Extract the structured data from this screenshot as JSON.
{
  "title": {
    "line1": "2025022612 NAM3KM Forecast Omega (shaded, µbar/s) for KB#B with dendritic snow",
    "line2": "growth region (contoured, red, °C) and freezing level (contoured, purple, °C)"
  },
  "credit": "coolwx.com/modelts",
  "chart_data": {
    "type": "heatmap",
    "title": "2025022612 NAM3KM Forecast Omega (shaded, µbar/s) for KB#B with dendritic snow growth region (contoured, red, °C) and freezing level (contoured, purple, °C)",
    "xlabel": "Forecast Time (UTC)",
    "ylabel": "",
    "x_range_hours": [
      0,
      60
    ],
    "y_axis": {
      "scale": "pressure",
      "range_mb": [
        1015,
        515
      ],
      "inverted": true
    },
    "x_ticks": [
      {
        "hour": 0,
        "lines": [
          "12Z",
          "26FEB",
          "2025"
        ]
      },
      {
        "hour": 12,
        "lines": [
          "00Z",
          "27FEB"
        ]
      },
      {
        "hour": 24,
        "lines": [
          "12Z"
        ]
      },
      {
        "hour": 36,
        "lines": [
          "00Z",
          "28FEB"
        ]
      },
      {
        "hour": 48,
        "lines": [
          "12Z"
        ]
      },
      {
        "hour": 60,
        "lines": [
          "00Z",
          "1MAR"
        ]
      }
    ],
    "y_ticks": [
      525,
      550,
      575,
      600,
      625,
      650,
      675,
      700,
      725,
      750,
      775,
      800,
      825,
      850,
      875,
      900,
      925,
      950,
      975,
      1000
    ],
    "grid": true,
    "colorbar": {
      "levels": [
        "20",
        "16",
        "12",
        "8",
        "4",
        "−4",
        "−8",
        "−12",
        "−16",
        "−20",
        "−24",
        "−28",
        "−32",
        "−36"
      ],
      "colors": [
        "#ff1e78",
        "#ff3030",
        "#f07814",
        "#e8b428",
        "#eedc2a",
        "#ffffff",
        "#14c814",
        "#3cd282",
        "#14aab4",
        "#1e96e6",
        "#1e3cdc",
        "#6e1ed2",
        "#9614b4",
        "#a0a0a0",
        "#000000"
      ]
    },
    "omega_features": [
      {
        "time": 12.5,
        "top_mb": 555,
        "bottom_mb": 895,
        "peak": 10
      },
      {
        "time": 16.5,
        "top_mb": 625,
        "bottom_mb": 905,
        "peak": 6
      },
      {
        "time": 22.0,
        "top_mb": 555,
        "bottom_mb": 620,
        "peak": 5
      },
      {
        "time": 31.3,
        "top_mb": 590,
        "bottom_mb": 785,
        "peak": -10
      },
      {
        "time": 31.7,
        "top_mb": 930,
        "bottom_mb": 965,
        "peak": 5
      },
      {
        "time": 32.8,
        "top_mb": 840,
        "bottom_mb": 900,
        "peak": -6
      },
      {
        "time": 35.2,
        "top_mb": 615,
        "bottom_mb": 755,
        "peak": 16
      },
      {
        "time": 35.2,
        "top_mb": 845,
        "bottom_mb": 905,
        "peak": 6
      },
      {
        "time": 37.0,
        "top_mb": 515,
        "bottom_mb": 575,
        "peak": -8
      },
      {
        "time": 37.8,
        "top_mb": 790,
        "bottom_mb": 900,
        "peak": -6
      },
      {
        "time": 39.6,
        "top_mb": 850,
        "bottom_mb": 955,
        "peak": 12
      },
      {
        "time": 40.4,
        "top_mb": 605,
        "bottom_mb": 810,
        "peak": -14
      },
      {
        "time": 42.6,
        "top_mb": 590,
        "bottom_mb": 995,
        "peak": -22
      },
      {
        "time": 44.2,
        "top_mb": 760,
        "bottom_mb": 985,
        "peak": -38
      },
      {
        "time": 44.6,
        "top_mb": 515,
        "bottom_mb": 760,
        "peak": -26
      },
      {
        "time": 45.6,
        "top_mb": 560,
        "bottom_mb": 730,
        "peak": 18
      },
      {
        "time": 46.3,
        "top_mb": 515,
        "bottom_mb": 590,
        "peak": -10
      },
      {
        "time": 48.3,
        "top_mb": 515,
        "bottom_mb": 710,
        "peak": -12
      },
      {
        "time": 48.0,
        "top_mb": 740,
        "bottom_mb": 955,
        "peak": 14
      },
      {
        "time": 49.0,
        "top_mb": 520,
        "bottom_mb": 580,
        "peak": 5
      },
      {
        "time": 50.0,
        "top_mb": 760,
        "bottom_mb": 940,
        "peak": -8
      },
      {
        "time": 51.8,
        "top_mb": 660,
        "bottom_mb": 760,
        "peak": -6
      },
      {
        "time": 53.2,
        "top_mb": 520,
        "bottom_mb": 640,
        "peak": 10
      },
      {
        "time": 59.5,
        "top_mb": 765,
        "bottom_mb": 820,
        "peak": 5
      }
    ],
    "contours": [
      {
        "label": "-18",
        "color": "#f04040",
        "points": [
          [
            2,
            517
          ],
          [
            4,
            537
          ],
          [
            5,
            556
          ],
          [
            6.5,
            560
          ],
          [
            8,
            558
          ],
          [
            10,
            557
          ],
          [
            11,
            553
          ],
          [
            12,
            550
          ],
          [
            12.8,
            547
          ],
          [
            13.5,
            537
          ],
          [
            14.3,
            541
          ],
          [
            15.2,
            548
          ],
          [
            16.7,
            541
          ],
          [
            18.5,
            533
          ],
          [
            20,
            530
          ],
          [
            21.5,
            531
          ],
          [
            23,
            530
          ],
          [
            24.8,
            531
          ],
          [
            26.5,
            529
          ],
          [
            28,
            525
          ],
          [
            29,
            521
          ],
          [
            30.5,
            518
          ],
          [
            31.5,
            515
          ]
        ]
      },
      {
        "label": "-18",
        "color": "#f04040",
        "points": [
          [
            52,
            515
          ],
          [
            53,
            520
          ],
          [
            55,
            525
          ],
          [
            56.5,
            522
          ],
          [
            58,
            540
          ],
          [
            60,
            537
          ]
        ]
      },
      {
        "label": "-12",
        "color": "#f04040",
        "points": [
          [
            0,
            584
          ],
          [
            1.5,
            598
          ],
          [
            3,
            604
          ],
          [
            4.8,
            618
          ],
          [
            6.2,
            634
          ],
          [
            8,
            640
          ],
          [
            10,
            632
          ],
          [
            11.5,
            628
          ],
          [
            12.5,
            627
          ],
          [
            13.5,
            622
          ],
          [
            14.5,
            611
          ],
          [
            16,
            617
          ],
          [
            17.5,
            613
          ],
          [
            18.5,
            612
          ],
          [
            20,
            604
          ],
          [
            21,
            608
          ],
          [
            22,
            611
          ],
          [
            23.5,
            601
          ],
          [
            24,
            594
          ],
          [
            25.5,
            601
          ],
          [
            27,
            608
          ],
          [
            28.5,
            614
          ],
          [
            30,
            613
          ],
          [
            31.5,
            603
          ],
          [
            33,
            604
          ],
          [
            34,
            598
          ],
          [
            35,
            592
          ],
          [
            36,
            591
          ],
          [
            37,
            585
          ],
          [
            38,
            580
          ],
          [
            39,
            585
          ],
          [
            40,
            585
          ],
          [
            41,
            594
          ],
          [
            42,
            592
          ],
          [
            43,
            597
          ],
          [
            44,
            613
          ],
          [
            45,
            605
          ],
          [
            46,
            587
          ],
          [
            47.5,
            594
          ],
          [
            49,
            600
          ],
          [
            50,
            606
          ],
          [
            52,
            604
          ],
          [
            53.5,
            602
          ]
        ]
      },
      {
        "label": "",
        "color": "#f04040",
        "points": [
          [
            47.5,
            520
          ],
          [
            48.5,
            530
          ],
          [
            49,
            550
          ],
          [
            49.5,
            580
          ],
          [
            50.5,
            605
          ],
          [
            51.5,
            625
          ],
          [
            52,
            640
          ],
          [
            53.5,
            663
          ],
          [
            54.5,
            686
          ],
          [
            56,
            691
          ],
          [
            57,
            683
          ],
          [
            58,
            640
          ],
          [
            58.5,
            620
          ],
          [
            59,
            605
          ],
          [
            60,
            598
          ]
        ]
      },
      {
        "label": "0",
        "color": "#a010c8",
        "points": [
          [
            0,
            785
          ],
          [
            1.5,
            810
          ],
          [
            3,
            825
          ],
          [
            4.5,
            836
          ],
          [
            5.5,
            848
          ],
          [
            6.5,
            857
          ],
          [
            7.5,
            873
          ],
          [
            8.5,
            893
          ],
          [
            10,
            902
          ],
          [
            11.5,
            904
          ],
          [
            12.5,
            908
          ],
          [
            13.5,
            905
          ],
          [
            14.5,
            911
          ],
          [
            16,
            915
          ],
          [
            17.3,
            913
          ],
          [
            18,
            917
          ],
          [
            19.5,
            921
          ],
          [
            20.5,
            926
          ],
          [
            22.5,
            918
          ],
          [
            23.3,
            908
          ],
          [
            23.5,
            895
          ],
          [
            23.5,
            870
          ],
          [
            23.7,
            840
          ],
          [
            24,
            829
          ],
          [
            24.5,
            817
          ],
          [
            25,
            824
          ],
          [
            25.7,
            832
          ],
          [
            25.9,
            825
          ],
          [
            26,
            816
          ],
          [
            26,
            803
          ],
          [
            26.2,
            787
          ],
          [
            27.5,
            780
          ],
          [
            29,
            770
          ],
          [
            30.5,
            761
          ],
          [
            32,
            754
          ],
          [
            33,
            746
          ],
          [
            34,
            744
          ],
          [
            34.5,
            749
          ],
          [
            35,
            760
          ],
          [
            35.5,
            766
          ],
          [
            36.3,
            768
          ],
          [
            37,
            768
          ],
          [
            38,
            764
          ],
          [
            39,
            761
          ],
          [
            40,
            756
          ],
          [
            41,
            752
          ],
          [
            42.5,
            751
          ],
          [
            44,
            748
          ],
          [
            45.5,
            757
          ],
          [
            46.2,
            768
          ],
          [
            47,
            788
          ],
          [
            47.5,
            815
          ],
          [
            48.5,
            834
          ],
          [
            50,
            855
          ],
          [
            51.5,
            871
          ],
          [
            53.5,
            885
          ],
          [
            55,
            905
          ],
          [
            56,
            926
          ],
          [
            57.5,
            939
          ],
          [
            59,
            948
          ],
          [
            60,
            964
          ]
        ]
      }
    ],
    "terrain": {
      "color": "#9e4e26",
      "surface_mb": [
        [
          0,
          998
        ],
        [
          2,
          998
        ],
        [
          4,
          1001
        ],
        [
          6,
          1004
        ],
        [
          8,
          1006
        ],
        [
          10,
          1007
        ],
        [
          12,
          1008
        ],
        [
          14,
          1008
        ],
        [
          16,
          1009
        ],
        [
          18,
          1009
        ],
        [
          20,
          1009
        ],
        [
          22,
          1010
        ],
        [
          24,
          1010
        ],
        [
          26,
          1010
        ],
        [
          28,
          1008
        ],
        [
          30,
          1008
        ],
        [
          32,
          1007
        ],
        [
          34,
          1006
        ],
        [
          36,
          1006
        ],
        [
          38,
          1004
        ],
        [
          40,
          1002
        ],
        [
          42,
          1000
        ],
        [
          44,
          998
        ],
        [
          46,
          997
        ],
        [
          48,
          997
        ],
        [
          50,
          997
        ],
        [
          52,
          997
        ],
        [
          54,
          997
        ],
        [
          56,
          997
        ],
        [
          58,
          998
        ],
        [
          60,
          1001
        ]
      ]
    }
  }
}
━━━━━━━━━━
**THE TASK**
From the listing above, collect every line that mentions the word "with".

**RIGHT ANSWER**
    "line1": "2025022612 NAM3KM Forecast Omega (shaded, µbar/s) for KB#B with dendritic snow",
    "title": "2025022612 NAM3KM Forecast Omega (shaded, µbar/s) for KB#B with dendritic snow growth region (contoured, red, °C) and freezing level (contoured, purple, °C)",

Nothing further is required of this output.